§ **Available records**

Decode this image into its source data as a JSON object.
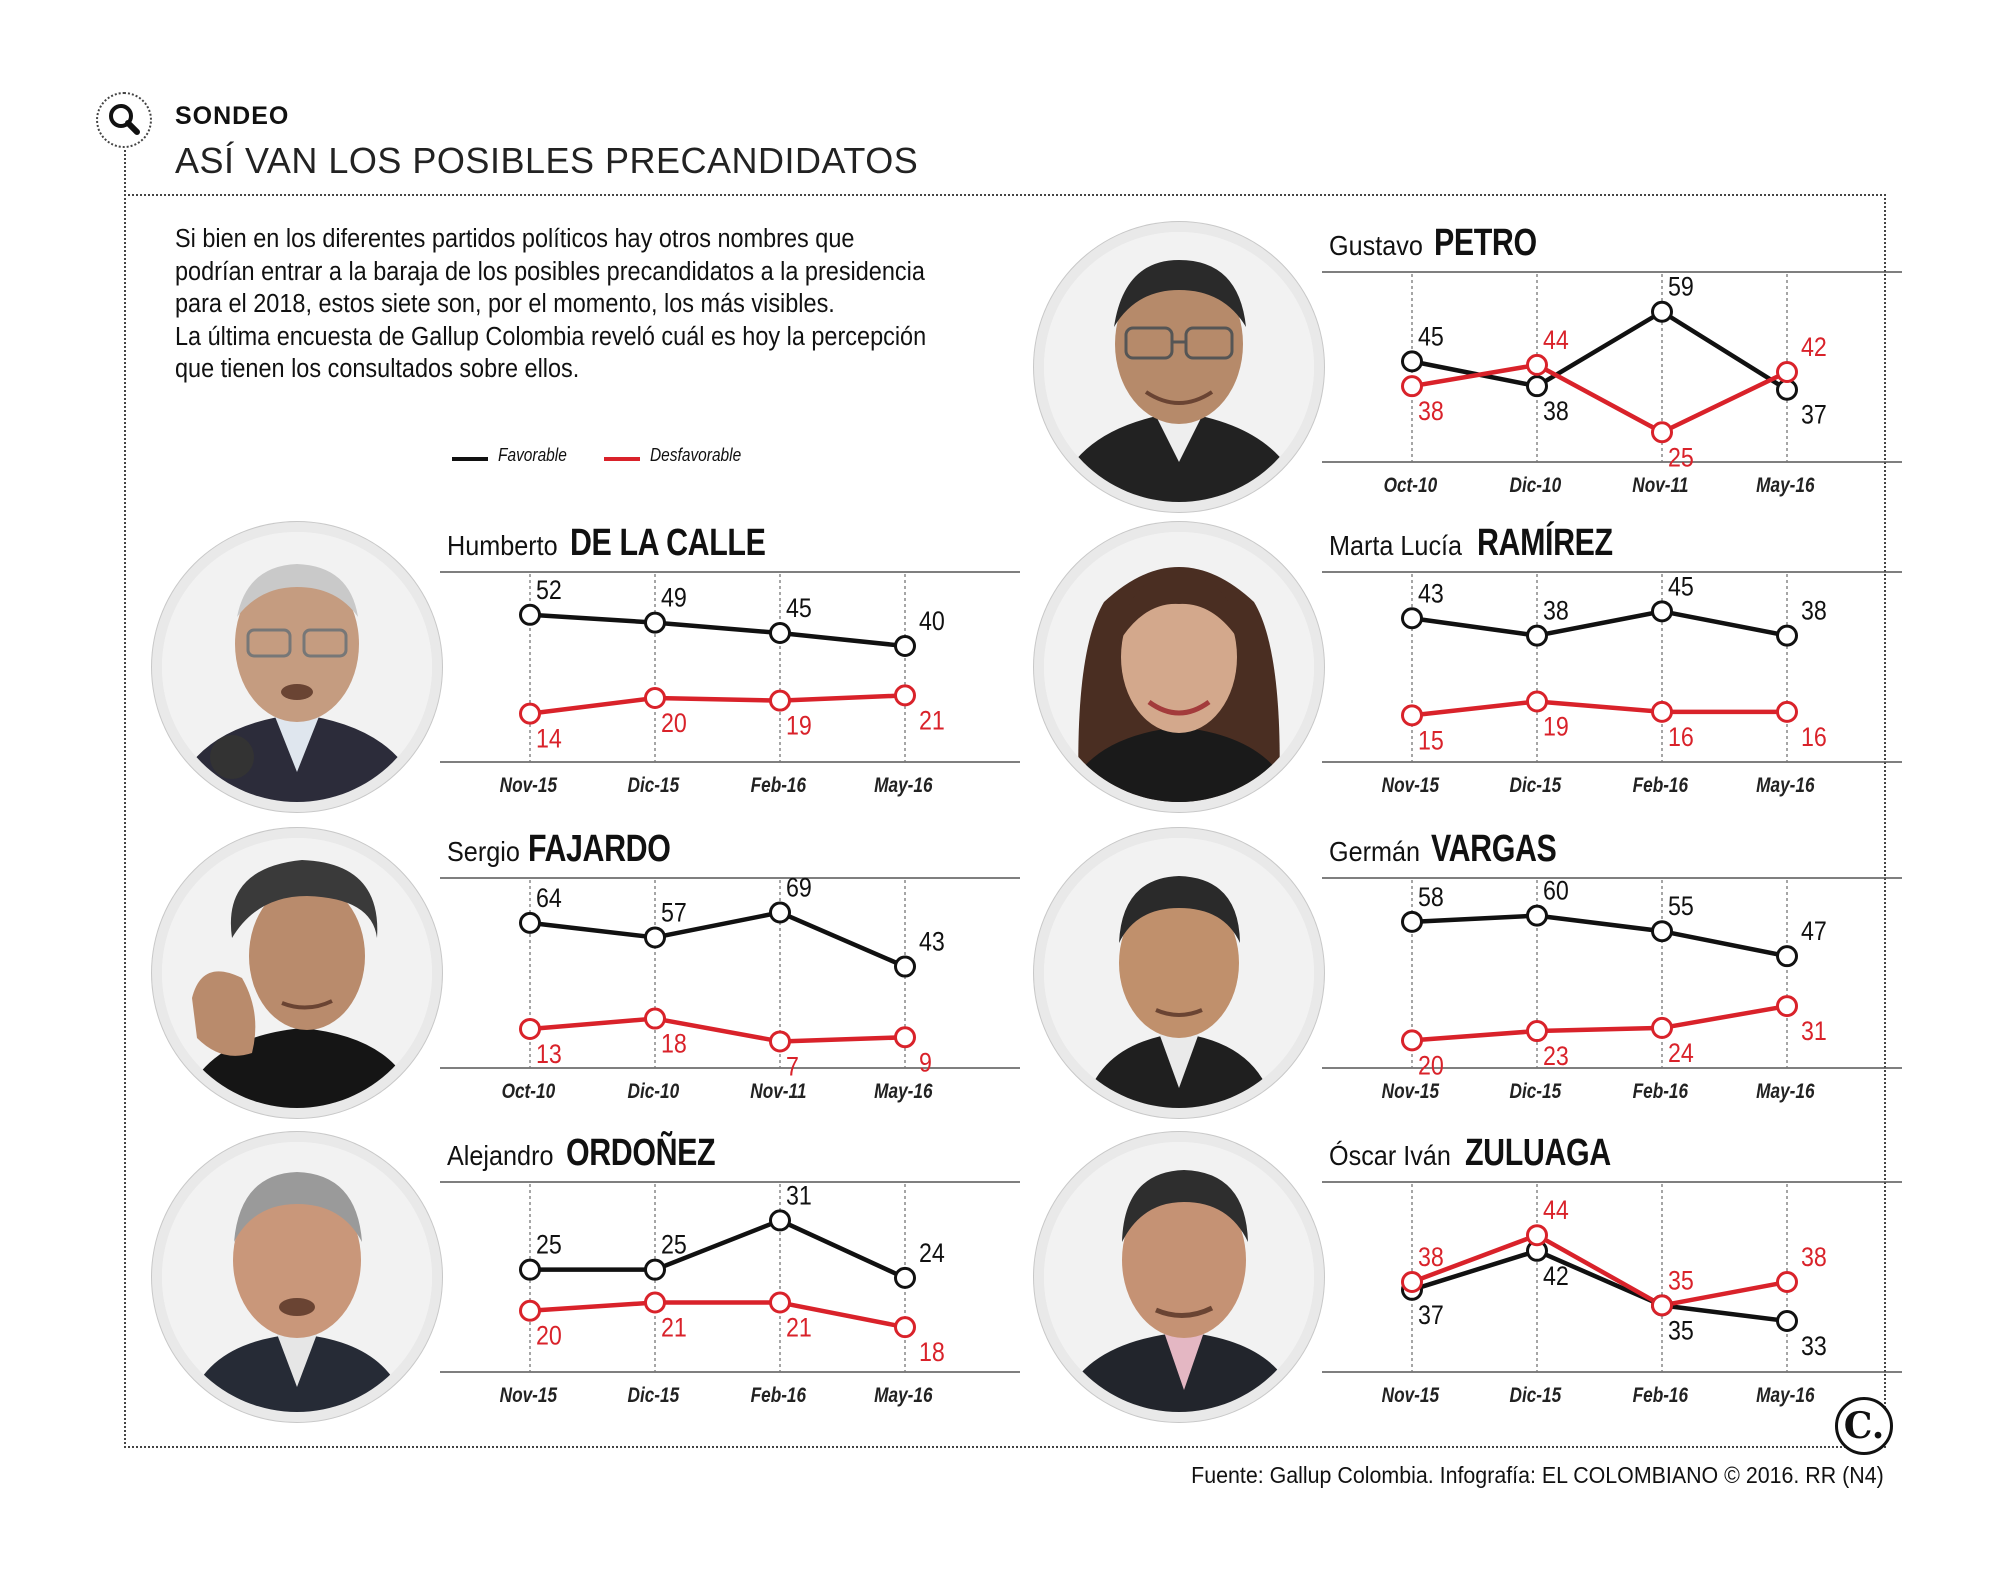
{
  "header": {
    "kicker": "SONDEO",
    "headline": "ASÍ VAN LOS POSIBLES PRECANDIDATOS",
    "icon": "search-icon"
  },
  "intro_lines": [
    "Si bien en los diferentes partidos políticos hay otros nombres que",
    "podrían entrar a la baraja de los posibles precandidatos a la presidencia",
    "para el 2018, estos siete son, por el momento, los más visibles.",
    "La última encuesta de Gallup Colombia reveló cuál es hoy la percepción",
    "que tienen los consultados sobre ellos."
  ],
  "legend": {
    "favorable": "Favorable",
    "desfavorable": "Desfavorable"
  },
  "colors": {
    "favorable": "#111111",
    "desfavorable": "#d9222a",
    "grid": "#555555"
  },
  "chart_data": [
    {
      "type": "line",
      "first_name": "Gustavo",
      "last_name": "PETRO",
      "categories": [
        "Oct-10",
        "Dic-10",
        "Nov-11",
        "May-16"
      ],
      "series": [
        {
          "name": "Favorable",
          "values": [
            45,
            38,
            59,
            37
          ]
        },
        {
          "name": "Desfavorable",
          "values": [
            38,
            44,
            25,
            42
          ]
        }
      ],
      "ylim": [
        20,
        64
      ]
    },
    {
      "type": "line",
      "first_name": "Humberto",
      "last_name": "DE LA CALLE",
      "categories": [
        "Nov-15",
        "Dic-15",
        "Feb-16",
        "May-16"
      ],
      "series": [
        {
          "name": "Favorable",
          "values": [
            52,
            49,
            45,
            40
          ]
        },
        {
          "name": "Desfavorable",
          "values": [
            14,
            20,
            19,
            21
          ]
        }
      ],
      "ylim": [
        0,
        60
      ]
    },
    {
      "type": "line",
      "first_name": "Marta Lucía",
      "last_name": "RAMÍREZ",
      "categories": [
        "Nov-15",
        "Dic-15",
        "Feb-16",
        "May-16"
      ],
      "series": [
        {
          "name": "Favorable",
          "values": [
            43,
            38,
            45,
            38
          ]
        },
        {
          "name": "Desfavorable",
          "values": [
            15,
            19,
            16,
            16
          ]
        }
      ],
      "ylim": [
        5,
        50
      ]
    },
    {
      "type": "line",
      "first_name": "Sergio",
      "last_name": "FAJARDO",
      "categories": [
        "Oct-10",
        "Dic-10",
        "Nov-11",
        "May-16"
      ],
      "series": [
        {
          "name": "Favorable",
          "values": [
            64,
            57,
            69,
            43
          ]
        },
        {
          "name": "Desfavorable",
          "values": [
            13,
            18,
            7,
            9
          ]
        }
      ],
      "ylim": [
        0,
        75
      ]
    },
    {
      "type": "line",
      "first_name": "Germán",
      "last_name": "VARGAS",
      "categories": [
        "Nov-15",
        "Dic-15",
        "Feb-16",
        "May-16"
      ],
      "series": [
        {
          "name": "Favorable",
          "values": [
            58,
            60,
            55,
            47
          ]
        },
        {
          "name": "Desfavorable",
          "values": [
            20,
            23,
            24,
            31
          ]
        }
      ],
      "ylim": [
        15,
        65
      ]
    },
    {
      "type": "line",
      "first_name": "Alejandro",
      "last_name": "ORDOÑEZ",
      "categories": [
        "Nov-15",
        "Dic-15",
        "Feb-16",
        "May-16"
      ],
      "series": [
        {
          "name": "Favorable",
          "values": [
            25,
            25,
            31,
            24
          ]
        },
        {
          "name": "Desfavorable",
          "values": [
            20,
            21,
            21,
            18
          ]
        }
      ],
      "ylim": [
        14,
        33
      ]
    },
    {
      "type": "line",
      "first_name": "Óscar Iván",
      "last_name": "ZULUAGA",
      "categories": [
        "Nov-15",
        "Dic-15",
        "Feb-16",
        "May-16"
      ],
      "series": [
        {
          "name": "Favorable",
          "values": [
            37,
            42,
            35,
            33
          ]
        },
        {
          "name": "Desfavorable",
          "values": [
            38,
            44,
            35,
            38
          ]
        }
      ],
      "ylim": [
        28,
        48
      ]
    }
  ],
  "credit": "Fuente: Gallup Colombia. Infografía: EL COLOMBIANO © 2016. RR (N4)",
  "logo_letter": "C."
}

§ **Task brief**
Copy each line of the records that contains the word "Gallup".

§ **Written response**
    "La última encuesta de Gallup Colombia reveló cuál es hoy la percepción",
  "credit": "Fuente: Gallup Colombia. Infografía: EL COLOMBIANO © 2016. RR (N4)",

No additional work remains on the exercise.